--- Problem to work on ---
Return all of the entries exactly, with nothing added or left out.

● ● ●

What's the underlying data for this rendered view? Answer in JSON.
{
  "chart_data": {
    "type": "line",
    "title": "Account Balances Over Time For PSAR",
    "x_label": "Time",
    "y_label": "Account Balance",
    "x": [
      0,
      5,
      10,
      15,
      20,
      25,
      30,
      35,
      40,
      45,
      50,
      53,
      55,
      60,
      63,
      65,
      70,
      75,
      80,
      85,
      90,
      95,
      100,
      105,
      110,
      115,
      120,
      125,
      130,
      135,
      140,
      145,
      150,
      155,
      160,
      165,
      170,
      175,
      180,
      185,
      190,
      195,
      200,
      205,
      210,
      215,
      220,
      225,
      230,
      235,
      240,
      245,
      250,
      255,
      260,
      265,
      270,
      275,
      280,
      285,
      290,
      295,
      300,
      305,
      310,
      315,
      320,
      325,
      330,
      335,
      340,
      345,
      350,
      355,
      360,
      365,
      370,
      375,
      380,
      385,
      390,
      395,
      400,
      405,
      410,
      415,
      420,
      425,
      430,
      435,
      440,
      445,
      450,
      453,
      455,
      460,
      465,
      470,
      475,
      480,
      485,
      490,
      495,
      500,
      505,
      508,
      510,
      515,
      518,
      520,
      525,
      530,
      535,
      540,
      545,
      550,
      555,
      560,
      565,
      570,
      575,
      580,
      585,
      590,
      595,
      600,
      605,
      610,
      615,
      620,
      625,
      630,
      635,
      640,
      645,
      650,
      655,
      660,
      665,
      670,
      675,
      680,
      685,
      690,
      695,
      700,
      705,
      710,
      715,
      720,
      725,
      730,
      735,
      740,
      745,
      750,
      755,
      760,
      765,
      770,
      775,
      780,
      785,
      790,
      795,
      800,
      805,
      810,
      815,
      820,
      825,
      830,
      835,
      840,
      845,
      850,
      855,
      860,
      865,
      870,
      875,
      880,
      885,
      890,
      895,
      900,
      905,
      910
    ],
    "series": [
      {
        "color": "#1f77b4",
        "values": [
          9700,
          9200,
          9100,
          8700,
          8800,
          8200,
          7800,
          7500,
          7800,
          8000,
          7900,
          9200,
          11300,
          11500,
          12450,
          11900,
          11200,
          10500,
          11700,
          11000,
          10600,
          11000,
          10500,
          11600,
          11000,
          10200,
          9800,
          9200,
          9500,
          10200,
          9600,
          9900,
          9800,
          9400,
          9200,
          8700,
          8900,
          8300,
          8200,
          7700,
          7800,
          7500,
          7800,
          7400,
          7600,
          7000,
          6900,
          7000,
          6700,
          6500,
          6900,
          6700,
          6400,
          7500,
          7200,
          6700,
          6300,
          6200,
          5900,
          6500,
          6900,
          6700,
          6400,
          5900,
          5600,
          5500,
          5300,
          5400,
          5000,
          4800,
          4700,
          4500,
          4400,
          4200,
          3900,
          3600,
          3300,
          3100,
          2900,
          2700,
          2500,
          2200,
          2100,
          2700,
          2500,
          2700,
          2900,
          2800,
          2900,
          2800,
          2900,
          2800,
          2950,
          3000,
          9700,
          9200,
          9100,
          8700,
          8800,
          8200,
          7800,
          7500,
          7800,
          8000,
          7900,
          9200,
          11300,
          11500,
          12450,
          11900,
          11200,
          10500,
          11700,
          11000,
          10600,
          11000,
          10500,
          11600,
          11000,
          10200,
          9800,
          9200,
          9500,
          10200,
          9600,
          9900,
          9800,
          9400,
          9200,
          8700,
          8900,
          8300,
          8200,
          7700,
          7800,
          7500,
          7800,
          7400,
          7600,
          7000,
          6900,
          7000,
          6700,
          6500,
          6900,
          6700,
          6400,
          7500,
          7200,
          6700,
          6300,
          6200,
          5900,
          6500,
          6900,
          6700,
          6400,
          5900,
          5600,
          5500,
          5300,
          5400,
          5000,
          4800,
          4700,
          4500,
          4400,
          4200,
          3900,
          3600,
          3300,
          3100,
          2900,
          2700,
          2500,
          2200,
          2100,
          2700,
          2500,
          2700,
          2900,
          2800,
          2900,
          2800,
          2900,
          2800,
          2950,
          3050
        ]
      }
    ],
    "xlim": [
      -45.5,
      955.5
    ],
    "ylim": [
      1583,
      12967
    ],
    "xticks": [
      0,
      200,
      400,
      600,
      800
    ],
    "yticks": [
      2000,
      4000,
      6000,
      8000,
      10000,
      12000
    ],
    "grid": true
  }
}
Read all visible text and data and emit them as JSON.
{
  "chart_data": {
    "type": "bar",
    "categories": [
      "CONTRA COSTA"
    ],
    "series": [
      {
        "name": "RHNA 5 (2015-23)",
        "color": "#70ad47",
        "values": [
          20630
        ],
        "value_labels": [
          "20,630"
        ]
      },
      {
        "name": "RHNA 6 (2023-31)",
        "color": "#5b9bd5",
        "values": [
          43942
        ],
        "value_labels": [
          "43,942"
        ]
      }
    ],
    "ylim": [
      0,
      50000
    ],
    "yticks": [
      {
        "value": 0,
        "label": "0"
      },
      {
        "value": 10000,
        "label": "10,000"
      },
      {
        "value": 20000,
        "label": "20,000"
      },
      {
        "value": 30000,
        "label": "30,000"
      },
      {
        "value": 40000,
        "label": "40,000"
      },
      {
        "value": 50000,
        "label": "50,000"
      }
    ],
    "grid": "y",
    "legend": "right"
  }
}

● ● ●

--- Written answer ---
What's the underlying data for this rendered view? Answer in JSON.
{
  "chart_data": {
    "type": "line",
    "title": "Account Balances Over Time For PSAR",
    "x_label": "Time",
    "y_label": "Account Balance",
    "x": [
      0,
      5,
      10,
      15,
      20,
      25,
      30,
      35,
      40,
      45,
      50,
      53,
      55,
      60,
      63,
      65,
      70,
      75,
      80,
      85,
      90,
      95,
      100,
      105,
      110,
      115,
      120,
      125,
      130,
      135,
      140,
      145,
      150,
      155,
      160,
      165,
      170,
      175,
      180,
      185,
      190,
      195,
      200,
      205,
      210,
      215,
      220,
      225,
      230,
      235,
      240,
      245,
      250,
      255,
      260,
      265,
      270,
      275,
      280,
      285,
      290,
      295,
      300,
      305,
      310,
      315,
      320,
      325,
      330,
      335,
      340,
      345,
      350,
      355,
      360,
      365,
      370,
      375,
      380,
      385,
      390,
      395,
      400,
      405,
      410,
      415,
      420,
      425,
      430,
      435,
      440,
      445,
      450,
      453,
      455,
      460,
      465,
      470,
      475,
      480,
      485,
      490,
      495,
      500,
      505,
      508,
      510,
      515,
      518,
      520,
      525,
      530,
      535,
      540,
      545,
      550,
      555,
      560,
      565,
      570,
      575,
      580,
      585,
      590,
      595,
      600,
      605,
      610,
      615,
      620,
      625,
      630,
      635,
      640,
      645,
      650,
      655,
      660,
      665,
      670,
      675,
      680,
      685,
      690,
      695,
      700,
      705,
      710,
      715,
      720,
      725,
      730,
      735,
      740,
      745,
      750,
      755,
      760,
      765,
      770,
      775,
      780,
      785,
      790,
      795,
      800,
      805,
      810,
      815,
      820,
      825,
      830,
      835,
      840,
      845,
      850,
      855,
      860,
      865,
      870,
      875,
      880,
      885,
      890,
      895,
      900,
      905,
      910
    ],
    "series": [
      {
        "color": "#1f77b4",
        "values": [
          9700,
          9200,
          9100,
          8700,
          8800,
          8200,
          7800,
          7500,
          7800,
          8000,
          7900,
          9200,
          11300,
          11500,
          12450,
          11900,
          11200,
          10500,
          11700,
          11000,
          10600,
          11000,
          10500,
          11600,
          11000,
          10200,
          9800,
          9200,
          9500,
          10200,
          9600,
          9900,
          9800,
          9400,
          9200,
          8700,
          8900,
          8300,
          8200,
          7700,
          7800,
          7500,
          7800,
          7400,
          7600,
          7000,
          6900,
          7000,
          6700,
          6500,
          6900,
          6700,
          6400,
          7500,
          7200,
          6700,
          6300,
          6200,
          5900,
          6500,
          6900,
          6700,
          6400,
          5900,
          5600,
          5500,
          5300,
          5400,
          5000,
          4800,
          4700,
          4500,
          4400,
          4200,
          3900,
          3600,
          3300,
          3100,
          2900,
          2700,
          2500,
          2200,
          2100,
          2700,
          2500,
          2700,
          2900,
          2800,
          2900,
          2800,
          2900,
          2800,
          2950,
          3000,
          9700,
          9200,
          9100,
          8700,
          8800,
          8200,
          7800,
          7500,
          7800,
          8000,
          7900,
          9200,
          11300,
          11500,
          12450,
          11900,
          11200,
          10500,
          11700,
          11000,
          10600,
          11000,
          10500,
          11600,
          11000,
          10200,
          9800,
          9200,
          9500,
          10200,
          9600,
          9900,
          9800,
          9400,
          9200,
          8700,
          8900,
          8300,
          8200,
          7700,
          7800,
          7500,
          7800,
          7400,
          7600,
          7000,
          6900,
          7000,
          6700,
          6500,
          6900,
          6700,
          6400,
          7500,
          7200,
          6700,
          6300,
          6200,
          5900,
          6500,
          6900,
          6700,
          6400,
          5900,
          5600,
          5500,
          5300,
          5400,
          5000,
          4800,
          4700,
          4500,
          4400,
          4200,
          3900,
          3600,
          3300,
          3100,
          2900,
          2700,
          2500,
          2200,
          2100,
          2700,
          2500,
          2700,
          2900,
          2800,
          2900,
          2800,
          2900,
          2800,
          2950,
          3050
        ]
      }
    ],
    "xlim": [
      -45.5,
      955.5
    ],
    "ylim": [
      1583,
      12967
    ],
    "xticks": [
      0,
      200,
      400,
      600,
      800
    ],
    "yticks": [
      2000,
      4000,
      6000,
      8000,
      10000,
      12000
    ],
    "grid": true
  }
}
Read all visible text and data and emit them as JSON.
{
  "chart_data": {
    "type": "bar",
    "categories": [
      "CONTRA COSTA"
    ],
    "series": [
      {
        "name": "RHNA 5 (2015-23)",
        "color": "#70ad47",
        "values": [
          20630
        ],
        "value_labels": [
          "20,630"
        ]
      },
      {
        "name": "RHNA 6 (2023-31)",
        "color": "#5b9bd5",
        "values": [
          43942
        ],
        "value_labels": [
          "43,942"
        ]
      }
    ],
    "ylim": [
      0,
      50000
    ],
    "yticks": [
      {
        "value": 0,
        "label": "0"
      },
      {
        "value": 10000,
        "label": "10,000"
      },
      {
        "value": 20000,
        "label": "20,000"
      },
      {
        "value": 30000,
        "label": "30,000"
      },
      {
        "value": 40000,
        "label": "40,000"
      },
      {
        "value": 50000,
        "label": "50,000"
      }
    ],
    "grid": "y",
    "legend": "right"
  }
}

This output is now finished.